Thursday, September 12, 2013

It Always Goes Up :)

I'm so blessed,
Even though sometimes my life feels like a mess. 
You know, it could be worse.
I could be dying. 
I could be cursed. 
But instead, I'm flying,
Souring on happiness. 
Thinking of how my family was sent to me. 
The best of the best. 

I have no words,
For the opportunities coming my way. 
So many things they hold. 
So great, so bold. 

I'm so blessed, 
Even though sometimes my life feels like a mess. 
Because God has a plan. 
And every mess,
Every blessing,
Is in the master plan.
Part of something greater,
Part of a reason.  
The mess is just a downward slope,
But it always goes up. 

Saturday, September 7, 2013

Advocating Is Hard, But Necessary

This past week was the first week of school and my whole IEP team and my new aid were telling me how great I am at advocating for myself.  My first week consists of me emailing my teachers and telling them what my disabilities are, what they can do to acomadate me and how I will learn best in their class.  If they don't get my email I make sure someone's on top of it and bother that person about talking to my teachers until what needs to be said is said and understood.

DESCRIPTION OF THE TASK: Reproduce the two blog posts above verbatim, from the first date line through the final sentence.

[Rows from a data collection]
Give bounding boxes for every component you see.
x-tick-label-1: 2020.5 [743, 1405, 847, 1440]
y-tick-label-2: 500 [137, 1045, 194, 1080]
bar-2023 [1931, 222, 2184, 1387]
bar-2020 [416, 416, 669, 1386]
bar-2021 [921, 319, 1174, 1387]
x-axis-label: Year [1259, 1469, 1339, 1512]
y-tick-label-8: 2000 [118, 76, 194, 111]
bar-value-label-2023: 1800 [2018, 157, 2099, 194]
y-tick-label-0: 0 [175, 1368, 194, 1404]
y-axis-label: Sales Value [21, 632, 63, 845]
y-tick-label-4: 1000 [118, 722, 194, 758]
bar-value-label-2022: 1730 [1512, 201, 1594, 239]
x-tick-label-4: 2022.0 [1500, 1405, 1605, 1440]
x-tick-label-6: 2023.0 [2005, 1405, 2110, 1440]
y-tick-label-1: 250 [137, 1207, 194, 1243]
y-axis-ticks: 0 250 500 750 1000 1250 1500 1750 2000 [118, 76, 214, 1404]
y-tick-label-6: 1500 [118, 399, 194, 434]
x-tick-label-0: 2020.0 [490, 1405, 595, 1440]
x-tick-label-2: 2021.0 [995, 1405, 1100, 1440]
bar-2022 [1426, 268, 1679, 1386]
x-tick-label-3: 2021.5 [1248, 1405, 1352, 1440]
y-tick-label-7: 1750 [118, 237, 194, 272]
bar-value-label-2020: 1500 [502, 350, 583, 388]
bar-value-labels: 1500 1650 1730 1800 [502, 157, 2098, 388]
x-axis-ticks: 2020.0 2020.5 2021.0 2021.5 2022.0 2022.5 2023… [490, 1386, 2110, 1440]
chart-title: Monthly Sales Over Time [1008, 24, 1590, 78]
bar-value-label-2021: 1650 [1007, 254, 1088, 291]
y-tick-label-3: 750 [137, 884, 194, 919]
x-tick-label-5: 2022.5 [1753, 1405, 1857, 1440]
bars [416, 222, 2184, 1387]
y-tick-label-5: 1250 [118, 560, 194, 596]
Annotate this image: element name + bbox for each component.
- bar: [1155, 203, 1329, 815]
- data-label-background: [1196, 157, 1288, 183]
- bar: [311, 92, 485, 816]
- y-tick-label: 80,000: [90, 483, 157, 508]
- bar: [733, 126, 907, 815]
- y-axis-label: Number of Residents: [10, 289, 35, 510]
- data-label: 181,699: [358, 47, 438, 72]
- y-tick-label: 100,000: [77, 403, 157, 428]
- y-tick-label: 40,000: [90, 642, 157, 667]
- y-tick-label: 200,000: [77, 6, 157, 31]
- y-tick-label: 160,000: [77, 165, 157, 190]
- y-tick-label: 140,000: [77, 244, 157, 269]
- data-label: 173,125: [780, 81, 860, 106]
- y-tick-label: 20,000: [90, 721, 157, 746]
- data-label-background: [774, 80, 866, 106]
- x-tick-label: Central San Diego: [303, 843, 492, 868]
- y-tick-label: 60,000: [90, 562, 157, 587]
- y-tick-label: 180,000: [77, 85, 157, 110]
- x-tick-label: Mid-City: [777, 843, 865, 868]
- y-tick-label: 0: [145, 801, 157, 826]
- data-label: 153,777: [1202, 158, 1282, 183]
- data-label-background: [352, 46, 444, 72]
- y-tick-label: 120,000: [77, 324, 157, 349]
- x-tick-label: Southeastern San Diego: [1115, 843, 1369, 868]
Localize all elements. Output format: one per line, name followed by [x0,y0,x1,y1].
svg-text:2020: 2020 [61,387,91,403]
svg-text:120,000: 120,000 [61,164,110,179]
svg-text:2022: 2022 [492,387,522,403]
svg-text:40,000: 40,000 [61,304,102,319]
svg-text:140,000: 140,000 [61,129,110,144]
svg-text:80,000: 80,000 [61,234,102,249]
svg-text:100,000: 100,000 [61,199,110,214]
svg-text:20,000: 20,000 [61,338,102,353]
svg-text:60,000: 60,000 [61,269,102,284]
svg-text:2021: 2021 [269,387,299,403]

FINISHED EXERCISE:
Thursday, September 12, 2013

It Always Goes Up :)

I'm so blessed,
Even though sometimes my life feels like a mess. 
You know, it could be worse.
I could be dying. 
I could be cursed. 
But instead, I'm flying,
Souring on happiness. 
Thinking of how my family was sent to me. 
The best of the best. 

I have no words,
For the opportunities coming my way. 
So many things they hold. 
So great, so bold. 

I'm so blessed, 
Even though sometimes my life feels like a mess. 
Because God has a plan. 
And every mess,
Every blessing,
Is in the master plan.
Part of something greater,
Part of a reason.  
The mess is just a downward slope,
But it always goes up. 

Saturday, September 7, 2013

Advocating Is Hard, But Necessary

This past week was the first week of school and my whole IEP team and my new aid were telling me how great I am at advocating for myself.  My first week consists of me emailing my teachers and telling them what my disabilities are, what they can do to acomadate me and how I will learn best in their class.  If they don't get my email I make sure someone's on top of it and bother that person about talking to my teachers until what needs to be said is said and understood.